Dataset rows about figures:
______________________________

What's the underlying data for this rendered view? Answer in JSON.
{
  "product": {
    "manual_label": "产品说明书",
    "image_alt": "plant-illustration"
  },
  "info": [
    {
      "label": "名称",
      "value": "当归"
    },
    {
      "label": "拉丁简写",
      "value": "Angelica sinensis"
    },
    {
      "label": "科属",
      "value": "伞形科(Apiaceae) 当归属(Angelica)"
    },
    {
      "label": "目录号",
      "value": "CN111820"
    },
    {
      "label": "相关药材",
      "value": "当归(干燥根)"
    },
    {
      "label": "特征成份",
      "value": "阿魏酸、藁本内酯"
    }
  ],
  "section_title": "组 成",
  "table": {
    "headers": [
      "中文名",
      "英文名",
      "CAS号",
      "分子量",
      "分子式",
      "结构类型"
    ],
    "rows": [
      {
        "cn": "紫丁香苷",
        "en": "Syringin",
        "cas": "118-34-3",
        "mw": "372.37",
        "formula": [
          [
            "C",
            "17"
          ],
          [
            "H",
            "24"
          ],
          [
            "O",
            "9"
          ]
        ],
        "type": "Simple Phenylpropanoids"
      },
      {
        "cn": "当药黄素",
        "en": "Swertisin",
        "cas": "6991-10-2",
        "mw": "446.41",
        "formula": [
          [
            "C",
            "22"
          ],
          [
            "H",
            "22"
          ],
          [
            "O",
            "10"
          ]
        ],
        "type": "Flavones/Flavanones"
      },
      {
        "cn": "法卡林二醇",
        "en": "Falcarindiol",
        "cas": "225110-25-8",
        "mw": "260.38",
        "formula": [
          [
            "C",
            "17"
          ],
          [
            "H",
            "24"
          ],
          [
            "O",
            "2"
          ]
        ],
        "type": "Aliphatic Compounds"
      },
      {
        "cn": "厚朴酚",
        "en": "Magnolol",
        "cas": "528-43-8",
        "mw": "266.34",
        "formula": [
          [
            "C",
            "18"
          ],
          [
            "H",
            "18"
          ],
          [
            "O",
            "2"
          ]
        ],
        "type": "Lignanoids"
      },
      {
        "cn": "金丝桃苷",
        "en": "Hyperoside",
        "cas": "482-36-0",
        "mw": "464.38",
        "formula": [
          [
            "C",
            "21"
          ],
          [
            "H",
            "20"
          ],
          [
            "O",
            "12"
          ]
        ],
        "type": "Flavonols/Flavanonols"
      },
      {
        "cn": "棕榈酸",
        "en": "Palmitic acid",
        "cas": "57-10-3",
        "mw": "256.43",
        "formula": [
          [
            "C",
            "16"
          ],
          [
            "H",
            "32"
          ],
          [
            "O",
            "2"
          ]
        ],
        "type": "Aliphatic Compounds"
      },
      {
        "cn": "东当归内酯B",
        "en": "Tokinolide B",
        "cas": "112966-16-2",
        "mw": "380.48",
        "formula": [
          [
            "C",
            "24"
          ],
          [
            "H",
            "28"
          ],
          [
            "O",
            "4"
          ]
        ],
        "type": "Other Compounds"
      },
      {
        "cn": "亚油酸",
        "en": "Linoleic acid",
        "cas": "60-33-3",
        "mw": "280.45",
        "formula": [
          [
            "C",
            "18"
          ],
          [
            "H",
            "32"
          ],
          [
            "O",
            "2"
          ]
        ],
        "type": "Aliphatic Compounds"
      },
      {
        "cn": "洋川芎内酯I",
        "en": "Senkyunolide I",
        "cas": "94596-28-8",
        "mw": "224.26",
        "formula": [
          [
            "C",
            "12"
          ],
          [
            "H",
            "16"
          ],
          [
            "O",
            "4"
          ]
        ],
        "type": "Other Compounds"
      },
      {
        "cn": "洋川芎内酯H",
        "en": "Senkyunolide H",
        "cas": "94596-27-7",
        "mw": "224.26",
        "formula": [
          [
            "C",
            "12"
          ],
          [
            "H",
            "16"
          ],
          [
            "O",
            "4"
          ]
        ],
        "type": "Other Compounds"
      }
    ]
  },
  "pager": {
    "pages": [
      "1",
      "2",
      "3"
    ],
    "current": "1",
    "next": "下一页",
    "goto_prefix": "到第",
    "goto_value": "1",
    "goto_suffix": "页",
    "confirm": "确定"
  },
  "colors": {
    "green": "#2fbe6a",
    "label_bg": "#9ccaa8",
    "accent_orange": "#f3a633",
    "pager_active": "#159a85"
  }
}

______________________________

Write out all records exactly, keeping every detail.

What's the underlying data for this rendered view? Answer in JSON.
{
  "product": {
    "manual_label": "产品说明书",
    "image_alt": "plant-illustration"
  },
  "info": [
    {
      "label": "名称",
      "value": "当归"
    },
    {
      "label": "拉丁简写",
      "value": "Angelica sinensis"
    },
    {
      "label": "科属",
      "value": "伞形科(Apiaceae) 当归属(Angelica)"
    },
    {
      "label": "目录号",
      "value": "CN111820"
    },
    {
      "label": "相关药材",
      "value": "当归(干燥根)"
    },
    {
      "label": "特征成份",
      "value": "阿魏酸、藁本内酯"
    }
  ],
  "section_title": "组 成",
  "table": {
    "headers": [
      "中文名",
      "英文名",
      "CAS号",
      "分子量",
      "分子式",
      "结构类型"
    ],
    "rows": [
      {
        "cn": "紫丁香苷",
        "en": "Syringin",
        "cas": "118-34-3",
        "mw": "372.37",
        "formula": [
          [
            "C",
            "17"
          ],
          [
            "H",
            "24"
          ],
          [
            "O",
            "9"
          ]
        ],
        "type": "Simple Phenylpropanoids"
      },
      {
        "cn": "当药黄素",
        "en": "Swertisin",
        "cas": "6991-10-2",
        "mw": "446.41",
        "formula": [
          [
            "C",
            "22"
          ],
          [
            "H",
            "22"
          ],
          [
            "O",
            "10"
          ]
        ],
        "type": "Flavones/Flavanones"
      },
      {
        "cn": "法卡林二醇",
        "en": "Falcarindiol",
        "cas": "225110-25-8",
        "mw": "260.38",
        "formula": [
          [
            "C",
            "17"
          ],
          [
            "H",
            "24"
          ],
          [
            "O",
            "2"
          ]
        ],
        "type": "Aliphatic Compounds"
      },
      {
        "cn": "厚朴酚",
        "en": "Magnolol",
        "cas": "528-43-8",
        "mw": "266.34",
        "formula": [
          [
            "C",
            "18"
          ],
          [
            "H",
            "18"
          ],
          [
            "O",
            "2"
          ]
        ],
        "type": "Lignanoids"
      },
      {
        "cn": "金丝桃苷",
        "en": "Hyperoside",
        "cas": "482-36-0",
        "mw": "464.38",
        "formula": [
          [
            "C",
            "21"
          ],
          [
            "H",
            "20"
          ],
          [
            "O",
            "12"
          ]
        ],
        "type": "Flavonols/Flavanonols"
      },
      {
        "cn": "棕榈酸",
        "en": "Palmitic acid",
        "cas": "57-10-3",
        "mw": "256.43",
        "formula": [
          [
            "C",
            "16"
          ],
          [
            "H",
            "32"
          ],
          [
            "O",
            "2"
          ]
        ],
        "type": "Aliphatic Compounds"
      },
      {
        "cn": "东当归内酯B",
        "en": "Tokinolide B",
        "cas": "112966-16-2",
        "mw": "380.48",
        "formula": [
          [
            "C",
            "24"
          ],
          [
            "H",
            "28"
          ],
          [
            "O",
            "4"
          ]
        ],
        "type": "Other Compounds"
      },
      {
        "cn": "亚油酸",
        "en": "Linoleic acid",
        "cas": "60-33-3",
        "mw": "280.45",
        "formula": [
          [
            "C",
            "18"
          ],
          [
            "H",
            "32"
          ],
          [
            "O",
            "2"
          ]
        ],
        "type": "Aliphatic Compounds"
      },
      {
        "cn": "洋川芎内酯I",
        "en": "Senkyunolide I",
        "cas": "94596-28-8",
        "mw": "224.26",
        "formula": [
          [
            "C",
            "12"
          ],
          [
            "H",
            "16"
          ],
          [
            "O",
            "4"
          ]
        ],
        "type": "Other Compounds"
      },
      {
        "cn": "洋川芎内酯H",
        "en": "Senkyunolide H",
        "cas": "94596-27-7",
        "mw": "224.26",
        "formula": [
          [
            "C",
            "12"
          ],
          [
            "H",
            "16"
          ],
          [
            "O",
            "4"
          ]
        ],
        "type": "Other Compounds"
      }
    ]
  },
  "pager": {
    "pages": [
      "1",
      "2",
      "3"
    ],
    "current": "1",
    "next": "下一页",
    "goto_prefix": "到第",
    "goto_value": "1",
    "goto_suffix": "页",
    "confirm": "确定"
  },
  "colors": {
    "green": "#2fbe6a",
    "label_bg": "#9ccaa8",
    "accent_orange": "#f3a633",
    "pager_active": "#159a85"
  }
}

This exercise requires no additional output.